## WHAT THE TASK REQUIRES
Identify the lines that contain the word "Taux" and copy each one.

## GIVEN INFORMATION
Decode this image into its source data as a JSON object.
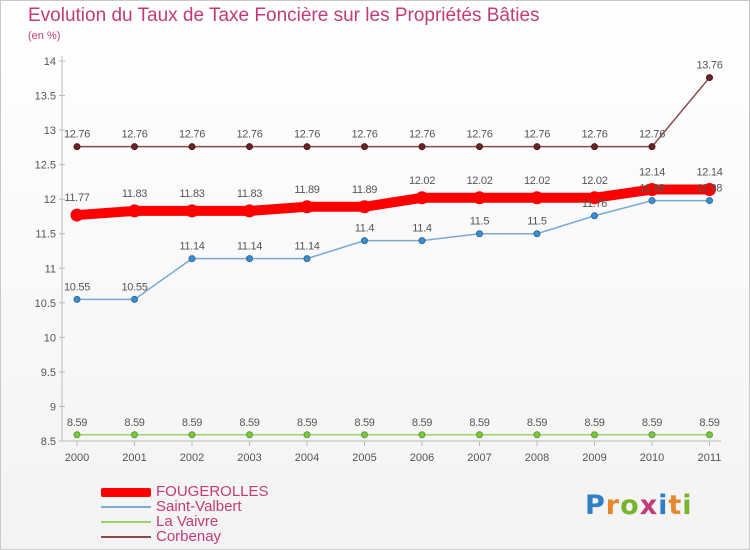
{
  "title": "Evolution du Taux de Taxe Foncière sur les Propriétés Bâties",
  "subtitle": "(en %)",
  "logo": {
    "text": "Proxiti",
    "letters": [
      "P",
      "r",
      "o",
      "x",
      "i",
      "t",
      "i"
    ],
    "colors": [
      "#2f7fc7",
      "#e5872a",
      "#7ab32d",
      "#c23b78",
      "#2f7fc7",
      "#e5872a",
      "#7ab32d"
    ]
  },
  "chart_data": {
    "type": "line",
    "title": "Evolution du Taux de Taxe Foncière sur les Propriétés Bâties",
    "ylabel": "(en %)",
    "xlabel": "",
    "x": [
      "2000",
      "2001",
      "2002",
      "2003",
      "2004",
      "2005",
      "2006",
      "2007",
      "2008",
      "2009",
      "2010",
      "2011"
    ],
    "ylim": [
      8.5,
      14
    ],
    "yticks": [
      8.5,
      9,
      9.5,
      10,
      10.5,
      11,
      11.5,
      12,
      12.5,
      13,
      13.5,
      14
    ],
    "grid": false,
    "legend_position": "bottom-left",
    "series": [
      {
        "name": "FOUGEROLLES",
        "color": "#ff0000",
        "values": [
          11.77,
          11.83,
          11.83,
          11.83,
          11.89,
          11.89,
          12.02,
          12.02,
          12.02,
          12.02,
          12.14,
          12.14
        ]
      },
      {
        "name": "Saint-Valbert",
        "color": "#7aa9d6",
        "values": [
          10.55,
          10.55,
          11.14,
          11.14,
          11.14,
          11.4,
          11.4,
          11.5,
          11.5,
          11.76,
          11.98,
          11.98
        ]
      },
      {
        "name": "La Vaivre",
        "color": "#9ad46a",
        "values": [
          8.59,
          8.59,
          8.59,
          8.59,
          8.59,
          8.59,
          8.59,
          8.59,
          8.59,
          8.59,
          8.59,
          8.59
        ]
      },
      {
        "name": "Corbenay",
        "color": "#8b4a4a",
        "values": [
          12.76,
          12.76,
          12.76,
          12.76,
          12.76,
          12.76,
          12.76,
          12.76,
          12.76,
          12.76,
          12.76,
          13.76
        ]
      }
    ],
    "data_labels": {
      "FOUGEROLLES": [
        "11.77",
        "11.83",
        "11.83",
        "11.83",
        "11.89",
        "11.89",
        "12.02",
        "12.02",
        "12.02",
        "12.02",
        "12.14",
        "12.14"
      ],
      "Saint-Valbert": [
        "10.55",
        "10.55",
        "11.14",
        "11.14",
        "11.14",
        "11.4",
        "11.4",
        "11.5",
        "11.5",
        "11.76",
        "11.98",
        "11.98"
      ],
      "La Vaivre": [
        "8.59",
        "8.59",
        "8.59",
        "8.59",
        "8.59",
        "8.59",
        "8.59",
        "8.59",
        "8.59",
        "8.59",
        "8.59",
        "8.59"
      ],
      "Corbenay": [
        "12.76",
        "12.76",
        "12.76",
        "12.76",
        "12.76",
        "12.76",
        "12.76",
        "12.76",
        "12.76",
        "12.76",
        "12.76",
        "13.76"
      ]
    }
  }
}
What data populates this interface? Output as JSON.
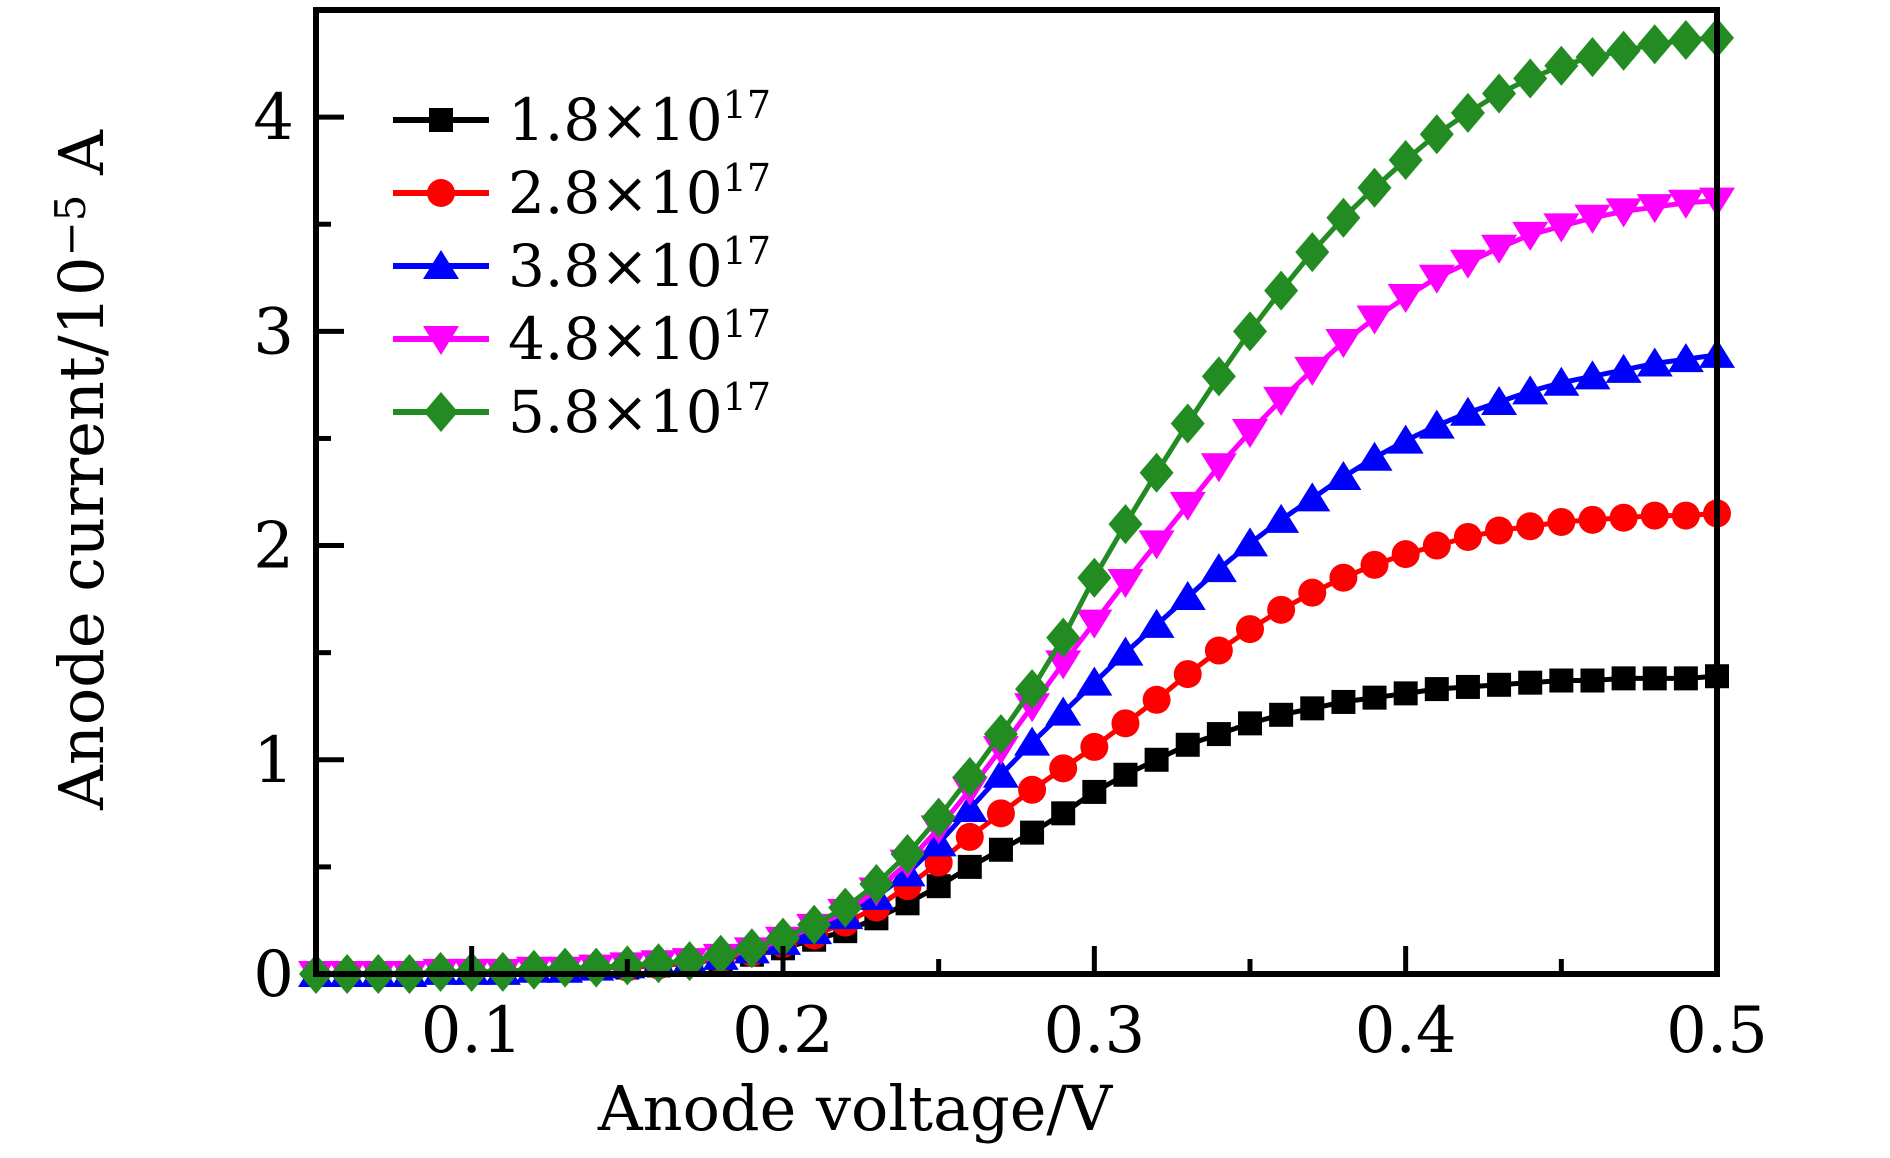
{
  "figure": {
    "background": "#ffffff",
    "frame_color": "#000000"
  },
  "chart_data": {
    "type": "line",
    "title": "",
    "xlabel": "Anode voltage/V",
    "ylabel": "Anode current/10−5 A",
    "ylabel_parts": {
      "prefix": "Anode current/10",
      "superscript": "−5",
      "suffix": " A"
    },
    "xlim": [
      0.05,
      0.5
    ],
    "ylim": [
      0,
      4.5
    ],
    "grid": false,
    "legend_position": "upper-left",
    "xticks_major": {
      "values": [
        0.1,
        0.2,
        0.3,
        0.4,
        0.5
      ],
      "labels": [
        "0.1",
        "0.2",
        "0.3",
        "0.4",
        "0.5"
      ]
    },
    "xticks_minor": [
      0.15,
      0.25,
      0.35,
      0.45
    ],
    "yticks_major": {
      "values": [
        0,
        1,
        2,
        3,
        4
      ],
      "labels": [
        "0",
        "1",
        "2",
        "3",
        "4"
      ]
    },
    "yticks_minor": [
      0.5,
      1.5,
      2.5,
      3.5
    ],
    "x": [
      0.05,
      0.06,
      0.07,
      0.08,
      0.09,
      0.1,
      0.11,
      0.12,
      0.13,
      0.14,
      0.15,
      0.16,
      0.17,
      0.18,
      0.19,
      0.2,
      0.21,
      0.22,
      0.23,
      0.24,
      0.25,
      0.26,
      0.27,
      0.28,
      0.29,
      0.3,
      0.31,
      0.32,
      0.33,
      0.34,
      0.35,
      0.36,
      0.37,
      0.38,
      0.39,
      0.4,
      0.41,
      0.42,
      0.43,
      0.44,
      0.45,
      0.46,
      0.47,
      0.48,
      0.49,
      0.5
    ],
    "series": [
      {
        "id": "1.8e17",
        "label_base": "1.8×10",
        "label_exp": "17",
        "label_text": "1.8×1017",
        "color": "#000000",
        "marker": "square",
        "values": [
          0.0,
          0.0,
          0.0,
          0.0,
          0.01,
          0.01,
          0.01,
          0.02,
          0.02,
          0.03,
          0.03,
          0.04,
          0.05,
          0.07,
          0.09,
          0.12,
          0.16,
          0.2,
          0.26,
          0.33,
          0.41,
          0.5,
          0.58,
          0.66,
          0.75,
          0.85,
          0.93,
          1.0,
          1.07,
          1.12,
          1.17,
          1.21,
          1.24,
          1.27,
          1.29,
          1.31,
          1.33,
          1.34,
          1.35,
          1.36,
          1.37,
          1.37,
          1.38,
          1.38,
          1.38,
          1.39
        ]
      },
      {
        "id": "2.8e17",
        "label_base": "2.8×10",
        "label_exp": "17",
        "label_text": "2.8×1017",
        "color": "#ff0000",
        "marker": "circle",
        "values": [
          0.0,
          0.0,
          0.0,
          0.0,
          0.01,
          0.01,
          0.01,
          0.02,
          0.02,
          0.03,
          0.03,
          0.04,
          0.05,
          0.07,
          0.1,
          0.14,
          0.18,
          0.24,
          0.31,
          0.41,
          0.52,
          0.64,
          0.75,
          0.86,
          0.96,
          1.06,
          1.17,
          1.28,
          1.4,
          1.51,
          1.61,
          1.7,
          1.78,
          1.85,
          1.91,
          1.96,
          2.0,
          2.04,
          2.07,
          2.09,
          2.11,
          2.12,
          2.13,
          2.14,
          2.14,
          2.15
        ]
      },
      {
        "id": "3.8e17",
        "label_base": "3.8×10",
        "label_exp": "17",
        "label_text": "3.8×1017",
        "color": "#0000ff",
        "marker": "triangle-up",
        "values": [
          0.0,
          0.0,
          0.0,
          0.0,
          0.01,
          0.01,
          0.01,
          0.02,
          0.02,
          0.03,
          0.04,
          0.05,
          0.06,
          0.08,
          0.11,
          0.15,
          0.2,
          0.27,
          0.36,
          0.47,
          0.61,
          0.77,
          0.93,
          1.08,
          1.22,
          1.36,
          1.5,
          1.63,
          1.76,
          1.89,
          2.01,
          2.12,
          2.22,
          2.32,
          2.41,
          2.49,
          2.56,
          2.62,
          2.67,
          2.72,
          2.76,
          2.79,
          2.82,
          2.85,
          2.87,
          2.89
        ]
      },
      {
        "id": "4.8e17",
        "label_base": "4.8×10",
        "label_exp": "17",
        "label_text": "4.8×1017",
        "color": "#ff00ff",
        "marker": "triangle-down",
        "values": [
          0.0,
          0.0,
          0.0,
          0.0,
          0.01,
          0.01,
          0.01,
          0.02,
          0.02,
          0.03,
          0.04,
          0.05,
          0.06,
          0.08,
          0.11,
          0.16,
          0.22,
          0.29,
          0.39,
          0.52,
          0.68,
          0.86,
          1.05,
          1.25,
          1.45,
          1.64,
          1.83,
          2.01,
          2.19,
          2.37,
          2.53,
          2.68,
          2.82,
          2.95,
          3.06,
          3.16,
          3.25,
          3.32,
          3.39,
          3.45,
          3.49,
          3.53,
          3.56,
          3.58,
          3.6,
          3.61
        ]
      },
      {
        "id": "5.8e17",
        "label_base": "5.8×10",
        "label_exp": "17",
        "label_text": "5.8×1017",
        "color": "#228b22",
        "marker": "diamond",
        "values": [
          0.0,
          0.0,
          0.0,
          0.0,
          0.01,
          0.01,
          0.01,
          0.02,
          0.03,
          0.03,
          0.04,
          0.05,
          0.06,
          0.09,
          0.12,
          0.17,
          0.23,
          0.31,
          0.42,
          0.56,
          0.73,
          0.92,
          1.12,
          1.33,
          1.57,
          1.85,
          2.1,
          2.34,
          2.57,
          2.79,
          3.0,
          3.19,
          3.37,
          3.53,
          3.67,
          3.8,
          3.92,
          4.02,
          4.11,
          4.18,
          4.24,
          4.28,
          4.31,
          4.34,
          4.36,
          4.37
        ]
      }
    ]
  }
}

## ANSWER BELOW
  "title": "Evolution du Taux de Taxe Foncière sur les Propriétés Bâties",
    "title": "Evolution du Taux de Taxe Foncière sur les Propriétés Bâties",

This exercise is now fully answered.